▶ [Exercise requirements]
In the page on constructors, assignment operators, and destructors, reproduce the text from "Proper use of" to "and copy-assignment operator)", substituting "functions" for "procedures".

▶ [Passage provided]
□ □ □

Constructors, '=' Assignment-Operators, and Destructors (advanced, part #2)

Proper use of Constructors, '=' Assignment-Operators, and Destructors, 
which are the special member procedures for constructing/initializing, 
assigning, and destroying objects (part #2).

   Table of Contents
1. Compiler interaction (with default-constructor, copy-constructor, and copy-assignment operator)
2. Rules of good manners (for constructors, copy-constructors, copy-assignment operators, and destructors)
3. Member access rights impact (on declaration of constructors, copy-constructors, copy-assignment operators, and destructors)

1. Compiler interaction (with default-constructor, copy-constructor, and 
copy-assignment operator)
   During assignments or copy-constructions, the compiler interacts with 
   the different calls of copy-assignment operators, default-constructors 
   and copy-constructors, in order to optimize the copy for resulting 
   objects, making the best use of the member procedures provided by the 
   user (maybe non-exhaustively).

   * For an assignment ('object2 = object1')
      Algorithm:

   '   If (Type has a copy-assignment operator) Then
   '   |  => the copy-assignment opertator of Type is called
   '   Else
   '   |  If (Type has a Base with default-constructor) AND (Type has a Base with copy-assignment operator) Then
   '   |  |  => the copy-assignment operator of Base is called (for Base fields)
   '   |  |  => a shallow-copy is done on only Type fields
   '   |  Else
   '   |  |  => a full shallow-copy is done on all fields
   '   |  End If
   '   End If
   			

   * For a copy-construction ('Dim As typename object2 = object1')
      Algorithm:

   '   If (Type has a Base with default-constructor) Then
   '   |  => the default-constructor of Base is called
   '   End If
   '   If (Type has a copy-constructor) Then
   '   |  => the copy-constructor of Type is called
   '   Else
   '   |  => the Type object is implicitly default-constructed (even if exists an explicit Type default-constructor)

□ □ □

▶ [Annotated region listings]
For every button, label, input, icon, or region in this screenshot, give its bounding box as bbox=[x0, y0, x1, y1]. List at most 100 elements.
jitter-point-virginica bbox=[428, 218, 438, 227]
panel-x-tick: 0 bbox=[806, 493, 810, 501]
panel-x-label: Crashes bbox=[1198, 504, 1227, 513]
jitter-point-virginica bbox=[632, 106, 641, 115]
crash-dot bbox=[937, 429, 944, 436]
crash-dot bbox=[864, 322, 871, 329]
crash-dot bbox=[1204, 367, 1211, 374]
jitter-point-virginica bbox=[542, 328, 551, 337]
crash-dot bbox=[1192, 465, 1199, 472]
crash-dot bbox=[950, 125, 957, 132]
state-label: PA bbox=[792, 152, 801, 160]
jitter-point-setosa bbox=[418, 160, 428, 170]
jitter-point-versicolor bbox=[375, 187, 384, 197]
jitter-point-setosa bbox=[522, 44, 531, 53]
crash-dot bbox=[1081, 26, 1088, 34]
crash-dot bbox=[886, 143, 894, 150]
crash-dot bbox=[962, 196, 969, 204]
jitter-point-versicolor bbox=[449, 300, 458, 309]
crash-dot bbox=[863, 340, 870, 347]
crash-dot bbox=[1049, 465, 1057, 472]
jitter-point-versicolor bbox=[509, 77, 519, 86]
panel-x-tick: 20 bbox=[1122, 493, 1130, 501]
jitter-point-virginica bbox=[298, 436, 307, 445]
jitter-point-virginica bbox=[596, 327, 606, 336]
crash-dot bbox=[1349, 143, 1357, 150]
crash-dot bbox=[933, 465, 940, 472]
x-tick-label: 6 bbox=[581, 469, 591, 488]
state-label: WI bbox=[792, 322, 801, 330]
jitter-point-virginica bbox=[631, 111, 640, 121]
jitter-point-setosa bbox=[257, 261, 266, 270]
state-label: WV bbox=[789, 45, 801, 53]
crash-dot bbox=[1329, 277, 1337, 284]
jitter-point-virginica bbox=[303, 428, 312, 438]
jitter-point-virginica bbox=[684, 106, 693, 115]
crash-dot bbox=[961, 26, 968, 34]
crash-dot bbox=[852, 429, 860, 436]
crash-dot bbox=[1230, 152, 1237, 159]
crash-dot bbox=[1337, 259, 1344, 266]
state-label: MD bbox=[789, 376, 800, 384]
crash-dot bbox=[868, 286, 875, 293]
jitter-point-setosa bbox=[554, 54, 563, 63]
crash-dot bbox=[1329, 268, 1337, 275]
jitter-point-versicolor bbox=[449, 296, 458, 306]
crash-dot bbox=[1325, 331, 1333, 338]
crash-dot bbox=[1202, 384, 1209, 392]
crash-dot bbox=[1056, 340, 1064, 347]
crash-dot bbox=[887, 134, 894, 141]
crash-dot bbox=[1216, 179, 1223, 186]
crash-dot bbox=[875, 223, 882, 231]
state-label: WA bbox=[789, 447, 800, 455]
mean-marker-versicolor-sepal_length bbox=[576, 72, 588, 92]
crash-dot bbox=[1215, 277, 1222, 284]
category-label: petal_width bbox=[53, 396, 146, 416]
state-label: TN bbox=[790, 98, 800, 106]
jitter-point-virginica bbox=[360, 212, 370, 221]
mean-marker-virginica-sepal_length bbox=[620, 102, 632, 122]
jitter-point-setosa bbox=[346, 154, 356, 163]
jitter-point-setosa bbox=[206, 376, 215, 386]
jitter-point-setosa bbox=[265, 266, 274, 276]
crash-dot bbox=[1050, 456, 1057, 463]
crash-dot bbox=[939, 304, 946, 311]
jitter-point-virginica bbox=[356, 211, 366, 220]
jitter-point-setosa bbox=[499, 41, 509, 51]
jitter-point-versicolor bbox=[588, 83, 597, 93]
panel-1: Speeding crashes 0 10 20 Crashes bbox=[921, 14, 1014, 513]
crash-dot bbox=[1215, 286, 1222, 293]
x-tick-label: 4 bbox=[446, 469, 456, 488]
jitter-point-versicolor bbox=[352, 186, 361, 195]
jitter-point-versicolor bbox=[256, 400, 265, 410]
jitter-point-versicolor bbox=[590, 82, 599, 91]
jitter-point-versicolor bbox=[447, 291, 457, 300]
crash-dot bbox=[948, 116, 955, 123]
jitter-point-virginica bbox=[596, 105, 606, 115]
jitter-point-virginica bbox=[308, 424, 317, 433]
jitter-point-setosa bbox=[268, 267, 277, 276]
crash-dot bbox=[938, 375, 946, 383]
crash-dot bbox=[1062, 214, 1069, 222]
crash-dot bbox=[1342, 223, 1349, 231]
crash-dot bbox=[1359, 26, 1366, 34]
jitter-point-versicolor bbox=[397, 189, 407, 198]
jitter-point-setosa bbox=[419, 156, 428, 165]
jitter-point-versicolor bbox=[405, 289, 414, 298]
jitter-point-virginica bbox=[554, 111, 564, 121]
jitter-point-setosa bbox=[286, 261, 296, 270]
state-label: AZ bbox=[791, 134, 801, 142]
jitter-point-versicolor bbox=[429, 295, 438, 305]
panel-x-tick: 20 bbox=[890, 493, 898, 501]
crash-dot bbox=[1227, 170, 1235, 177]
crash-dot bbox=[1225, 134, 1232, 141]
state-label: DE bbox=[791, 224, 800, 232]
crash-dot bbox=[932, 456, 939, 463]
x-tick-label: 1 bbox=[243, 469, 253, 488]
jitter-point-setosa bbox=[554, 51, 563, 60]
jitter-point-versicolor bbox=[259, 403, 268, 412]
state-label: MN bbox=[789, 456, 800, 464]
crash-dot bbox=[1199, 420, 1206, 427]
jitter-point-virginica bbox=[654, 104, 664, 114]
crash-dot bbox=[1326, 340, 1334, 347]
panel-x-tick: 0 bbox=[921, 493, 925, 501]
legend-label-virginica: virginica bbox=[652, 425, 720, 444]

□ □ □

▶ [Finished exercise]
Proper use of Constructors, '=' Assignment-Operators, and Destructors, 
which are the special member functions for constructing/initializing, 
assigning, and destroying objects (part #2).

   Table of Contents
1. Compiler interaction (with default-constructor, copy-constructor, and copy-assignment operator)